___ Information shown ___
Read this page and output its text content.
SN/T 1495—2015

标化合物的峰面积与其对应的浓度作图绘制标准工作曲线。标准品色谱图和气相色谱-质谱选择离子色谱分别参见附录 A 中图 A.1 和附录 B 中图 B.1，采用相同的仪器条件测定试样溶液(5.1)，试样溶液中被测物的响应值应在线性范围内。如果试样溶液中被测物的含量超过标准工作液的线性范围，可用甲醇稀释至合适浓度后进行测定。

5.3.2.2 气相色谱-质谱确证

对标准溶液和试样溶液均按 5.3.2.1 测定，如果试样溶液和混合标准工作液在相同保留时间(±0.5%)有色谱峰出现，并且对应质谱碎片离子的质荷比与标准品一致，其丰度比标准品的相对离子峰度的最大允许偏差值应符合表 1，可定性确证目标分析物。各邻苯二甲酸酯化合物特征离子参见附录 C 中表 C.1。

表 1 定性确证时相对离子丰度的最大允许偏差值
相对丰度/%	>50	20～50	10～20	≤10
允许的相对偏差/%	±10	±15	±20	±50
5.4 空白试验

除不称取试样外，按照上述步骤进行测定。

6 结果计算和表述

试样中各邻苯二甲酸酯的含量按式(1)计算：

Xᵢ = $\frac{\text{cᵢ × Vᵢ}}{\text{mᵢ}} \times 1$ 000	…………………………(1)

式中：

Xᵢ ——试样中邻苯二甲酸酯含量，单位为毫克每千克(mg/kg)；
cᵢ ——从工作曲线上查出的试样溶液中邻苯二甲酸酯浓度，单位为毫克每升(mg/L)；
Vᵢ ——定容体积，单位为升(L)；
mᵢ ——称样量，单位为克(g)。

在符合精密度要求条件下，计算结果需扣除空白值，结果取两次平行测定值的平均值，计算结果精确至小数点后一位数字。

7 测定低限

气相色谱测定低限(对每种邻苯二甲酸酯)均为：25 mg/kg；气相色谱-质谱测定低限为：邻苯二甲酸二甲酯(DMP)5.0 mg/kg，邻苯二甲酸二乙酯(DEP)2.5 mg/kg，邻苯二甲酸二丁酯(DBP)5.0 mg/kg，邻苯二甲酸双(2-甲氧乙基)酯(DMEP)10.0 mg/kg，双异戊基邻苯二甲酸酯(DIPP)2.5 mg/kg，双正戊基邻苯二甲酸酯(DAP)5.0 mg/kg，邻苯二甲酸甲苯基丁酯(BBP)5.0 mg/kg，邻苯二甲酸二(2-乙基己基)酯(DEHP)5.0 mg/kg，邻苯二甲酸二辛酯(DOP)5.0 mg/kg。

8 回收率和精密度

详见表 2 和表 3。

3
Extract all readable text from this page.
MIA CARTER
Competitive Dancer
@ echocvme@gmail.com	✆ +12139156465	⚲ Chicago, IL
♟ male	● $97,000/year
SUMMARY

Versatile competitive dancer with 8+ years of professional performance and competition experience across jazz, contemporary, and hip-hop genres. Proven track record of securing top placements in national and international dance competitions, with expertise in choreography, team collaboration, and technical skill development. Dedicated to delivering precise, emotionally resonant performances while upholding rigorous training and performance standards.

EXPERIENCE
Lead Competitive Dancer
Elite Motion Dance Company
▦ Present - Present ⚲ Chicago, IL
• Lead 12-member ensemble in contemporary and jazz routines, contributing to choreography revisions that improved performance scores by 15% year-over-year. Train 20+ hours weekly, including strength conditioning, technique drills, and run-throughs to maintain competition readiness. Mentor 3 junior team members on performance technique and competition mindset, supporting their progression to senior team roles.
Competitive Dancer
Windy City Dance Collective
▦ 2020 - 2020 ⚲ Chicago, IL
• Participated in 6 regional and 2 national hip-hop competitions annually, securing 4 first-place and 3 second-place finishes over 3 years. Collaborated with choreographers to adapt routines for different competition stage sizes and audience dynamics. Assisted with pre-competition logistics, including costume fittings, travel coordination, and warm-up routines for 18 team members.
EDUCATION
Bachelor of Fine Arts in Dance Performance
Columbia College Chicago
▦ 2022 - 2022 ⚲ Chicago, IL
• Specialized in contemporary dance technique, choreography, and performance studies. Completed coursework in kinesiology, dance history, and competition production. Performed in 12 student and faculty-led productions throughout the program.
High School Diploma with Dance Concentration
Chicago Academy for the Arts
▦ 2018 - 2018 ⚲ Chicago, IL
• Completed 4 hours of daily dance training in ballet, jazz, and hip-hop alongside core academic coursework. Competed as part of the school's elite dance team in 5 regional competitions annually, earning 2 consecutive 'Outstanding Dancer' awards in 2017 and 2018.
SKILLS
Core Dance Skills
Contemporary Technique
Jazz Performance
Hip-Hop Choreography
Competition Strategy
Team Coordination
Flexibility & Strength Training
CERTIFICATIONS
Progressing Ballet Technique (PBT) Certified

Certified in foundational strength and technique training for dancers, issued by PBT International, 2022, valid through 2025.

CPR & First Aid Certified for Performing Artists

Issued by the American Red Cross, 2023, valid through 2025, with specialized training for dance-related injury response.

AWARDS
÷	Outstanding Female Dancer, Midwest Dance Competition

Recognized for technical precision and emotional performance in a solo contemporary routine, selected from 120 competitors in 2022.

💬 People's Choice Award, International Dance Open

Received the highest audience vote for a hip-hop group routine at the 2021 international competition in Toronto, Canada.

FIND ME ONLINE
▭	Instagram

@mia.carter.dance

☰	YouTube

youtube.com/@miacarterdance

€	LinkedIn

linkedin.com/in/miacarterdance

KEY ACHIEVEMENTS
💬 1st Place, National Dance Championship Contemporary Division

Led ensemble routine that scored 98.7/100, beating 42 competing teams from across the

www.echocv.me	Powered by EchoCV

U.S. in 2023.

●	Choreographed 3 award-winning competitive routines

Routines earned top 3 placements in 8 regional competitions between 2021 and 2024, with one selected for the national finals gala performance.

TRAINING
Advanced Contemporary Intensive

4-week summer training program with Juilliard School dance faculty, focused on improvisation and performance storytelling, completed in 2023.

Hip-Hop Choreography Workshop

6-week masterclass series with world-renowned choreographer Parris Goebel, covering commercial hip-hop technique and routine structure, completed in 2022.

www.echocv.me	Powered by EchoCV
___
*What is being asked*
Above are the records; copy all of them exactly.

*Result for this task*
Read this page and output its text content.
SN/T 1495—2015

标化合物的峰面积与其对应的浓度作图绘制标准工作曲线。标准品色谱图和气相色谱-质谱选择离子色谱分别参见附录 A 中图 A.1 和附录 B 中图 B.1，采用相同的仪器条件测定试样溶液(5.1)，试样溶液中被测物的响应值应在线性范围内。如果试样溶液中被测物的含量超过标准工作液的线性范围，可用甲醇稀释至合适浓度后进行测定。

5.3.2.2 气相色谱-质谱确证

对标准溶液和试样溶液均按 5.3.2.1 测定，如果试样溶液和混合标准工作液在相同保留时间(±0.5%)有色谱峰出现，并且对应质谱碎片离子的质荷比与标准品一致，其丰度比标准品的相对离子峰度的最大允许偏差值应符合表 1，可定性确证目标分析物。各邻苯二甲酸酯化合物特征离子参见附录 C 中表 C.1。

表 1 定性确证时相对离子丰度的最大允许偏差值
相对丰度/%	>50	20～50	10～20	≤10
允许的相对偏差/%	±10	±15	±20	±50
5.4 空白试验

除不称取试样外，按照上述步骤进行测定。

6 结果计算和表述

试样中各邻苯二甲酸酯的含量按式(1)计算：

Xᵢ = $\frac{\text{cᵢ × Vᵢ}}{\text{mᵢ}} \times 1$ 000	…………………………(1)

式中：

Xᵢ ——试样中邻苯二甲酸酯含量，单位为毫克每千克(mg/kg)；
cᵢ ——从工作曲线上查出的试样溶液中邻苯二甲酸酯浓度，单位为毫克每升(mg/L)；
Vᵢ ——定容体积，单位为升(L)；
mᵢ ——称样量，单位为克(g)。

在符合精密度要求条件下，计算结果需扣除空白值，结果取两次平行测定值的平均值，计算结果精确至小数点后一位数字。

7 测定低限

气相色谱测定低限(对每种邻苯二甲酸酯)均为：25 mg/kg；气相色谱-质谱测定低限为：邻苯二甲酸二甲酯(DMP)5.0 mg/kg，邻苯二甲酸二乙酯(DEP)2.5 mg/kg，邻苯二甲酸二丁酯(DBP)5.0 mg/kg，邻苯二甲酸双(2-甲氧乙基)酯(DMEP)10.0 mg/kg，双异戊基邻苯二甲酸酯(DIPP)2.5 mg/kg，双正戊基邻苯二甲酸酯(DAP)5.0 mg/kg，邻苯二甲酸甲苯基丁酯(BBP)5.0 mg/kg，邻苯二甲酸二(2-乙基己基)酯(DEHP)5.0 mg/kg，邻苯二甲酸二辛酯(DOP)5.0 mg/kg。

8 回收率和精密度

详见表 2 和表 3。

3
Extract all readable text from this page.
MIA CARTER
Competitive Dancer
@ echocvme@gmail.com	✆ +12139156465	⚲ Chicago, IL
♟ male	● $97,000/year
SUMMARY

Versatile competitive dancer with 8+ years of professional performance and competition experience across jazz, contemporary, and hip-hop genres. Proven track record of securing top placements in national and international dance competitions, with expertise in choreography, team collaboration, and technical skill development. Dedicated to delivering precise, emotionally resonant performances while upholding rigorous training and performance standards.

EXPERIENCE
Lead Competitive Dancer
Elite Motion Dance Company
▦ Present - Present ⚲ Chicago, IL
• Lead 12-member ensemble in contemporary and jazz routines, contributing to choreography revisions that improved performance scores by 15% year-over-year. Train 20+ hours weekly, including strength conditioning, technique drills, and run-throughs to maintain competition readiness. Mentor 3 junior team members on performance technique and competition mindset, supporting their progression to senior team roles.
Competitive Dancer
Windy City Dance Collective
▦ 2020 - 2020 ⚲ Chicago, IL
• Participated in 6 regional and 2 national hip-hop competitions annually, securing 4 first-place and 3 second-place finishes over 3 years. Collaborated with choreographers to adapt routines for different competition stage sizes and audience dynamics. Assisted with pre-competition logistics, including costume fittings, travel coordination, and warm-up routines for 18 team members.
EDUCATION
Bachelor of Fine Arts in Dance Performance
Columbia College Chicago
▦ 2022 - 2022 ⚲ Chicago, IL
• Specialized in contemporary dance technique, choreography, and performance studies. Completed coursework in kinesiology, dance history, and competition production. Performed in 12 student and faculty-led productions throughout the program.
High School Diploma with Dance Concentration
Chicago Academy for the Arts
▦ 2018 - 2018 ⚲ Chicago, IL
• Completed 4 hours of daily dance training in ballet, jazz, and hip-hop alongside core academic coursework. Competed as part of the school's elite dance team in 5 regional competitions annually, earning 2 consecutive 'Outstanding Dancer' awards in 2017 and 2018.
SKILLS
Core Dance Skills
Contemporary Technique
Jazz Performance
Hip-Hop Choreography
Competition Strategy
Team Coordination
Flexibility & Strength Training
CERTIFICATIONS
Progressing Ballet Technique (PBT) Certified

Certified in foundational strength and technique training for dancers, issued by PBT International, 2022, valid through 2025.

CPR & First Aid Certified for Performing Artists

Issued by the American Red Cross, 2023, valid through 2025, with specialized training for dance-related injury response.

AWARDS
÷	Outstanding Female Dancer, Midwest Dance Competition

Recognized for technical precision and emotional performance in a solo contemporary routine, selected from 120 competitors in 2022.

💬 People's Choice Award, International Dance Open

Received the highest audience vote for a hip-hop group routine at the 2021 international competition in Toronto, Canada.

FIND ME ONLINE
▭	Instagram

@mia.carter.dance

☰	YouTube

youtube.com/@miacarterdance

€	LinkedIn

linkedin.com/in/miacarterdance

KEY ACHIEVEMENTS
💬 1st Place, National Dance Championship Contemporary Division

Led ensemble routine that scored 98.7/100, beating 42 competing teams from across the

www.echocv.me	Powered by EchoCV

U.S. in 2023.

●	Choreographed 3 award-winning competitive routines

Routines earned top 3 placements in 8 regional competitions between 2021 and 2024, with one selected for the national finals gala performance.

TRAINING
Advanced Contemporary Intensive

4-week summer training program with Juilliard School dance faculty, focused on improvisation and performance storytelling, completed in 2023.

Hip-Hop Choreography Workshop

6-week masterclass series with world-renowned choreographer Parris Goebel, covering commercial hip-hop technique and routine structure, completed in 2022.

www.echocv.me	Powered by EchoCV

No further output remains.